Jakie wspomnienia z dzieciństwa błąkają się po Waszej głowie? Pierwsza kąpiel w morzu? Pierwszy mecz, na jakim byliście? Zaryzykuję stwierdzenie, że w...
Jakie wspomnienia z dzieciństwa błąkają się po Waszej głowie? Pierwsza kąpiel w morzu? Pierwszy mecz, na jakim byliście? Zaryzykuję stwierdzenie, że wiele osób będzie pamiętało naukę jazdy na rowerze. Jest to nawet jeden z częściej wykorzystywanych motywów w filmach, fotografii na ukazanie obrazu rodziny. W 2014 roku zapomnijcie o tradycyjnych metodach, czas na Jyrobike, kolejny niebanalny projekt z Kickstartera.
Jazdy na rowerze się nie zapomina, gdy raz posiądziemy tę umiejętność, zostanie z nami na lata. Niestety zanim to się stanie, dziecko jest narażone na wiele siniaków, kolarskich szlifów i to w najlepszym razie. Metod na naukę jazdy na rowerze jest co najmniej parę. Jedną z nich jest stosowanie dodatkowych kółek, które z biegiem czasu dają coraz większy margines do utrzymywania równowagi na rowerze. Kolejna metoda, którą zapewne o ile nie znacie z własnego przykładu, to widzieliście, jest kij od szczotki, mopa lub łopaty, przymocowany za siodełkiem. Mama, Tata, Wujek, Ciocia, Babcia, czy Dziadek wtedy są zmuszeni do sporej dawki ruchu, podczas asekurowania młodego rowerzysty.
Te wszystkie metody wyglądają i można je określić przy Jyrobike jak pochodzące z epoki kamienia łupanego. Na horyzoncie pojawił się Jyrobike, projekt który ma nauczyć dziecko jazdy na rowerze, zapewniając mu maksymalne bezpieczeństwo, a rodzicom święty spokój i komfort. Jyrobike to specjalnie zaprojektowany rowerek dziecięcy, którego sercem jest specjalnie zaprojektowane przednie koło. Dzięki zastosowania szeregu czujników w tym oczywiście żyroskopów, ma utrzymywać przy pomocy specjalnie skonstruowanego dysku umieszczonego w kole. Jest on obracany przy pomocy niewielkiego elektrycznego silnika, utrzymuje równowagę roweru wraz z dzieckiem.

++++++++

• [Krótkie ćwiczenie A]:
Od jakich przedmiotów może pochodzić kij przymocowany za siodełkiem, o którym mówi fragment źródłowy?

++++++++

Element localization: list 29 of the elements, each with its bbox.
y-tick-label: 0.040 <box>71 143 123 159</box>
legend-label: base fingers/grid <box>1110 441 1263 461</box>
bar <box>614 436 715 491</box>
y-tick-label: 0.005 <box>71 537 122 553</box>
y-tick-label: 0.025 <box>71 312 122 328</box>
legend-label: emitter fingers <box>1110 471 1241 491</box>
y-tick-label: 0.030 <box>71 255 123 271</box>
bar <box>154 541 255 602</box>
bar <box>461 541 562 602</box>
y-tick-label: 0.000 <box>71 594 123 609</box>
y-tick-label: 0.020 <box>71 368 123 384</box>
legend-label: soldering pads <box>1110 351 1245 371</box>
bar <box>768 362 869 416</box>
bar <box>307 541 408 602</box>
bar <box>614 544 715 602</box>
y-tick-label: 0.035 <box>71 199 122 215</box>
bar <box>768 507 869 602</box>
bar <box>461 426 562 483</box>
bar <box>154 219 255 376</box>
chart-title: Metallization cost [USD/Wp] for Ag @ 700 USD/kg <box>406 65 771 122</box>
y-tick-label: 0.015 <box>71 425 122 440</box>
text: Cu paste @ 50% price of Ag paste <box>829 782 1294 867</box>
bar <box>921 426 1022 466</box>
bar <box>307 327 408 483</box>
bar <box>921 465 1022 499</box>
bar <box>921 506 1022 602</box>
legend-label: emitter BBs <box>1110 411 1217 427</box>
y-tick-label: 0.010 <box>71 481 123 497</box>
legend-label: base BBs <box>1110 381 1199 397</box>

++++++++

• [Krótkie ćwiczenie B]:
Przytocz dosłownie tę część rekordów, która zaczyna się od ich pierwszego wiersza i kończy na wierszu zawierającym „y-tick-label: 0.025 <box>71 312 122 328</box>”. Oba krańcowe wiersze należą do tej części.

• [Odpowiedź do zadania A]:
Od szczotki, mopa lub łopaty.

• [Odpowiedź do zadania B]:
Element localization: list 29 of the elements, each with its bbox.
y-tick-label: 0.040 <box>71 143 123 159</box>
legend-label: base fingers/grid <box>1110 441 1263 461</box>
bar <box>614 436 715 491</box>
y-tick-label: 0.005 <box>71 537 122 553</box>
y-tick-label: 0.025 <box>71 312 122 328</box>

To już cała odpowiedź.